▶ Data in this exercise

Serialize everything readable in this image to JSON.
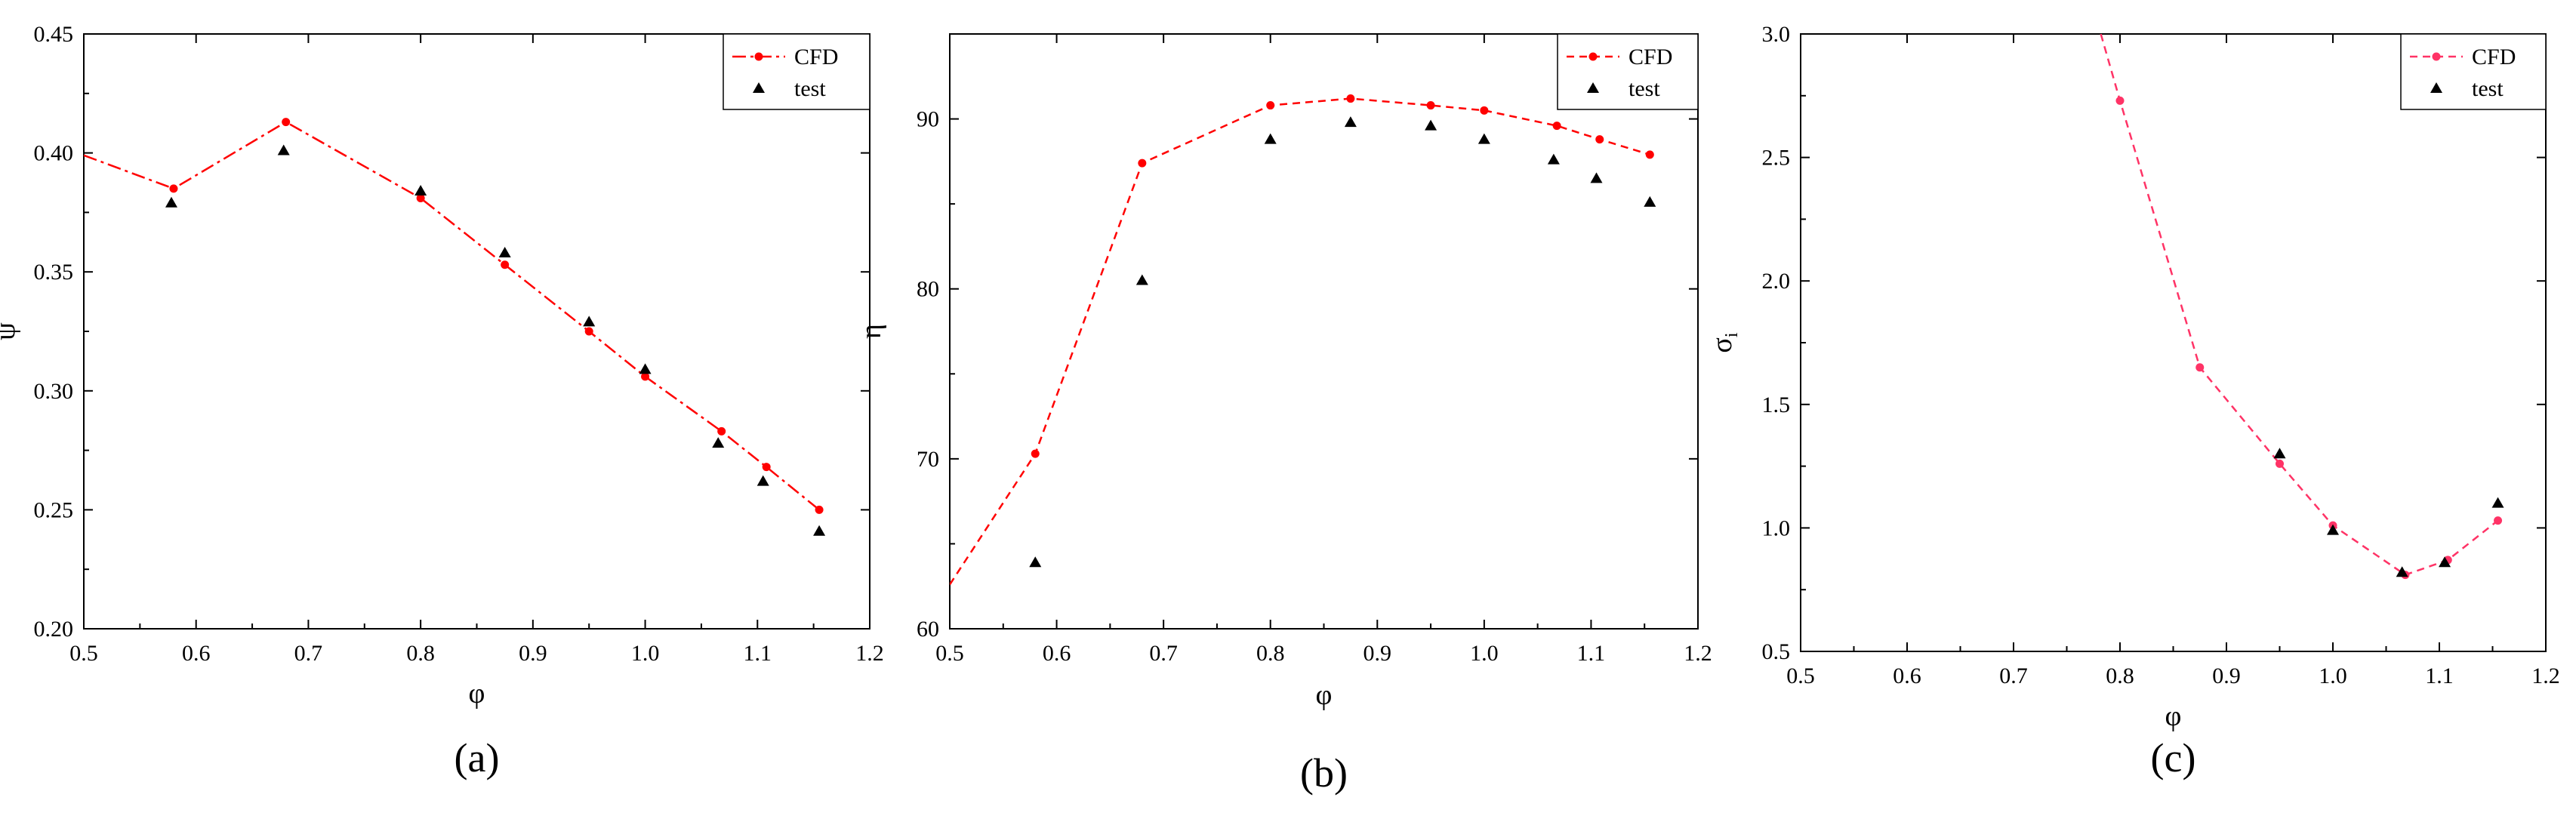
{
  "figure": {
    "panels": [
      "(a)",
      "(b)",
      "(c)"
    ]
  },
  "colors": {
    "cfd_a": "#ff0000",
    "cfd_b": "#ff0000",
    "cfd_c": "#ff3366",
    "test": "#000000",
    "axis": "#000000"
  },
  "chart_data": [
    {
      "type": "line",
      "panel_label": "(a)",
      "xlabel": "φ",
      "ylabel": "ψ",
      "xlim": [
        0.5,
        1.2
      ],
      "ylim": [
        0.2,
        0.45
      ],
      "xticks": [
        0.5,
        0.6,
        0.7,
        0.8,
        0.9,
        1.0,
        1.1,
        1.2
      ],
      "xtick_labels": [
        "0.5",
        "0.6",
        "0.7",
        "0.8",
        "0.9",
        "1.0",
        "1.1",
        "1.2"
      ],
      "yticks": [
        0.2,
        0.25,
        0.3,
        0.35,
        0.4,
        0.45
      ],
      "ytick_labels": [
        "0.20",
        "0.25",
        "0.30",
        "0.35",
        "0.40",
        "0.45"
      ],
      "grid": false,
      "legend_position": "top-right",
      "series": [
        {
          "name": "CFD",
          "style": "dash-dot line with circle markers",
          "color": "#ff0000",
          "line_x": [
            0.5,
            0.58,
            0.68,
            0.8,
            0.875,
            0.95,
            1.0,
            1.068,
            1.108,
            1.155
          ],
          "line_y": [
            0.399,
            0.385,
            0.413,
            0.381,
            0.353,
            0.325,
            0.306,
            0.283,
            0.268,
            0.25
          ],
          "x": [
            0.58,
            0.68,
            0.8,
            0.875,
            0.95,
            1.0,
            1.068,
            1.108,
            1.155
          ],
          "y": [
            0.385,
            0.413,
            0.381,
            0.353,
            0.325,
            0.306,
            0.283,
            0.268,
            0.25
          ]
        },
        {
          "name": "test",
          "style": "triangle markers",
          "color": "#000000",
          "x": [
            0.578,
            0.678,
            0.8,
            0.875,
            0.95,
            1.0,
            1.065,
            1.105,
            1.155
          ],
          "y": [
            0.379,
            0.401,
            0.384,
            0.358,
            0.329,
            0.309,
            0.278,
            0.262,
            0.241
          ]
        }
      ]
    },
    {
      "type": "line",
      "panel_label": "(b)",
      "xlabel": "φ",
      "ylabel": "η",
      "xlim": [
        0.5,
        1.2
      ],
      "ylim": [
        60,
        95
      ],
      "xticks": [
        0.5,
        0.6,
        0.7,
        0.8,
        0.9,
        1.0,
        1.1,
        1.2
      ],
      "xtick_labels": [
        "0.5",
        "0.6",
        "0.7",
        "0.8",
        "0.9",
        "1.0",
        "1.1",
        "1.2"
      ],
      "yticks": [
        60,
        70,
        80,
        90
      ],
      "ytick_labels": [
        "60",
        "70",
        "80",
        "90"
      ],
      "grid": false,
      "legend_position": "top-right",
      "series": [
        {
          "name": "CFD",
          "style": "dashed line with circle markers",
          "color": "#ff0000",
          "line_x": [
            0.5,
            0.58,
            0.68,
            0.8,
            0.875,
            0.95,
            1.0,
            1.068,
            1.108,
            1.155
          ],
          "line_y": [
            62.6,
            70.3,
            87.4,
            90.8,
            91.2,
            90.8,
            90.5,
            89.6,
            88.8,
            87.9
          ],
          "x": [
            0.58,
            0.68,
            0.8,
            0.875,
            0.95,
            1.0,
            1.068,
            1.108,
            1.155
          ],
          "y": [
            70.3,
            87.4,
            90.8,
            91.2,
            90.8,
            90.5,
            89.6,
            88.8,
            87.9
          ]
        },
        {
          "name": "test",
          "style": "triangle markers",
          "color": "#000000",
          "x": [
            0.58,
            0.68,
            0.8,
            0.875,
            0.95,
            1.0,
            1.065,
            1.105,
            1.155
          ],
          "y": [
            63.9,
            80.5,
            88.8,
            89.8,
            89.6,
            88.8,
            87.6,
            86.5,
            85.1
          ]
        }
      ]
    },
    {
      "type": "line",
      "panel_label": "(c)",
      "xlabel": "φ",
      "ylabel": "σ",
      "ylabel_sub": "i",
      "xlim": [
        0.5,
        1.2
      ],
      "ylim": [
        0.5,
        3.0
      ],
      "xticks": [
        0.5,
        0.6,
        0.7,
        0.8,
        0.9,
        1.0,
        1.1,
        1.2
      ],
      "xtick_labels": [
        "0.5",
        "0.6",
        "0.7",
        "0.8",
        "0.9",
        "1.0",
        "1.1",
        "1.2"
      ],
      "yticks": [
        0.5,
        1.0,
        1.5,
        2.0,
        2.5,
        3.0
      ],
      "ytick_labels": [
        "0.5",
        "1.0",
        "1.5",
        "2.0",
        "2.5",
        "3.0"
      ],
      "grid": false,
      "legend_position": "top-right",
      "series": [
        {
          "name": "CFD",
          "style": "dashed line with circle markers",
          "color": "#ff3366",
          "line_x": [
            0.782,
            0.8,
            0.875,
            0.95,
            1.0,
            1.068,
            1.108,
            1.155
          ],
          "line_y": [
            3.0,
            2.73,
            1.65,
            1.26,
            1.01,
            0.81,
            0.87,
            1.03
          ],
          "x": [
            0.8,
            0.875,
            0.95,
            1.0,
            1.068,
            1.108,
            1.155
          ],
          "y": [
            2.73,
            1.65,
            1.26,
            1.01,
            0.81,
            0.87,
            1.03
          ]
        },
        {
          "name": "test",
          "style": "triangle markers",
          "color": "#000000",
          "x": [
            0.95,
            1.0,
            1.065,
            1.105,
            1.155
          ],
          "y": [
            1.3,
            0.99,
            0.82,
            0.86,
            1.1
          ]
        }
      ]
    }
  ]
}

▶ Aim
A faithful copy of the records above is needed, with the pictures left out.

▶ Completed exercise
Serialize everything readable in this image to JSON.
{
  "figure": {
    "panels": [
      "(a)",
      "(b)",
      "(c)"
    ]
  },
  "colors": {
    "cfd_a": "#ff0000",
    "cfd_b": "#ff0000",
    "cfd_c": "#ff3366",
    "test": "#000000",
    "axis": "#000000"
  },
  "chart_data": [
    {
      "type": "line",
      "panel_label": "(a)",
      "xlabel": "φ",
      "ylabel": "ψ",
      "xlim": [
        0.5,
        1.2
      ],
      "ylim": [
        0.2,
        0.45
      ],
      "xticks": [
        0.5,
        0.6,
        0.7,
        0.8,
        0.9,
        1.0,
        1.1,
        1.2
      ],
      "xtick_labels": [
        "0.5",
        "0.6",
        "0.7",
        "0.8",
        "0.9",
        "1.0",
        "1.1",
        "1.2"
      ],
      "yticks": [
        0.2,
        0.25,
        0.3,
        0.35,
        0.4,
        0.45
      ],
      "ytick_labels": [
        "0.20",
        "0.25",
        "0.30",
        "0.35",
        "0.40",
        "0.45"
      ],
      "grid": false,
      "legend_position": "top-right",
      "series": [
        {
          "name": "CFD",
          "style": "dash-dot line with circle markers",
          "color": "#ff0000",
          "line_x": [
            0.5,
            0.58,
            0.68,
            0.8,
            0.875,
            0.95,
            1.0,
            1.068,
            1.108,
            1.155
          ],
          "line_y": [
            0.399,
            0.385,
            0.413,
            0.381,
            0.353,
            0.325,
            0.306,
            0.283,
            0.268,
            0.25
          ],
          "x": [
            0.58,
            0.68,
            0.8,
            0.875,
            0.95,
            1.0,
            1.068,
            1.108,
            1.155
          ],
          "y": [
            0.385,
            0.413,
            0.381,
            0.353,
            0.325,
            0.306,
            0.283,
            0.268,
            0.25
          ]
        },
        {
          "name": "test",
          "style": "triangle markers",
          "color": "#000000",
          "x": [
            0.578,
            0.678,
            0.8,
            0.875,
            0.95,
            1.0,
            1.065,
            1.105,
            1.155
          ],
          "y": [
            0.379,
            0.401,
            0.384,
            0.358,
            0.329,
            0.309,
            0.278,
            0.262,
            0.241
          ]
        }
      ]
    },
    {
      "type": "line",
      "panel_label": "(b)",
      "xlabel": "φ",
      "ylabel": "η",
      "xlim": [
        0.5,
        1.2
      ],
      "ylim": [
        60,
        95
      ],
      "xticks": [
        0.5,
        0.6,
        0.7,
        0.8,
        0.9,
        1.0,
        1.1,
        1.2
      ],
      "xtick_labels": [
        "0.5",
        "0.6",
        "0.7",
        "0.8",
        "0.9",
        "1.0",
        "1.1",
        "1.2"
      ],
      "yticks": [
        60,
        70,
        80,
        90
      ],
      "ytick_labels": [
        "60",
        "70",
        "80",
        "90"
      ],
      "grid": false,
      "legend_position": "top-right",
      "series": [
        {
          "name": "CFD",
          "style": "dashed line with circle markers",
          "color": "#ff0000",
          "line_x": [
            0.5,
            0.58,
            0.68,
            0.8,
            0.875,
            0.95,
            1.0,
            1.068,
            1.108,
            1.155
          ],
          "line_y": [
            62.6,
            70.3,
            87.4,
            90.8,
            91.2,
            90.8,
            90.5,
            89.6,
            88.8,
            87.9
          ],
          "x": [
            0.58,
            0.68,
            0.8,
            0.875,
            0.95,
            1.0,
            1.068,
            1.108,
            1.155
          ],
          "y": [
            70.3,
            87.4,
            90.8,
            91.2,
            90.8,
            90.5,
            89.6,
            88.8,
            87.9
          ]
        },
        {
          "name": "test",
          "style": "triangle markers",
          "color": "#000000",
          "x": [
            0.58,
            0.68,
            0.8,
            0.875,
            0.95,
            1.0,
            1.065,
            1.105,
            1.155
          ],
          "y": [
            63.9,
            80.5,
            88.8,
            89.8,
            89.6,
            88.8,
            87.6,
            86.5,
            85.1
          ]
        }
      ]
    },
    {
      "type": "line",
      "panel_label": "(c)",
      "xlabel": "φ",
      "ylabel": "σ",
      "ylabel_sub": "i",
      "xlim": [
        0.5,
        1.2
      ],
      "ylim": [
        0.5,
        3.0
      ],
      "xticks": [
        0.5,
        0.6,
        0.7,
        0.8,
        0.9,
        1.0,
        1.1,
        1.2
      ],
      "xtick_labels": [
        "0.5",
        "0.6",
        "0.7",
        "0.8",
        "0.9",
        "1.0",
        "1.1",
        "1.2"
      ],
      "yticks": [
        0.5,
        1.0,
        1.5,
        2.0,
        2.5,
        3.0
      ],
      "ytick_labels": [
        "0.5",
        "1.0",
        "1.5",
        "2.0",
        "2.5",
        "3.0"
      ],
      "grid": false,
      "legend_position": "top-right",
      "series": [
        {
          "name": "CFD",
          "style": "dashed line with circle markers",
          "color": "#ff3366",
          "line_x": [
            0.782,
            0.8,
            0.875,
            0.95,
            1.0,
            1.068,
            1.108,
            1.155
          ],
          "line_y": [
            3.0,
            2.73,
            1.65,
            1.26,
            1.01,
            0.81,
            0.87,
            1.03
          ],
          "x": [
            0.8,
            0.875,
            0.95,
            1.0,
            1.068,
            1.108,
            1.155
          ],
          "y": [
            2.73,
            1.65,
            1.26,
            1.01,
            0.81,
            0.87,
            1.03
          ]
        },
        {
          "name": "test",
          "style": "triangle markers",
          "color": "#000000",
          "x": [
            0.95,
            1.0,
            1.065,
            1.105,
            1.155
          ],
          "y": [
            1.3,
            0.99,
            0.82,
            0.86,
            1.1
          ]
        }
      ]
    }
  ]
}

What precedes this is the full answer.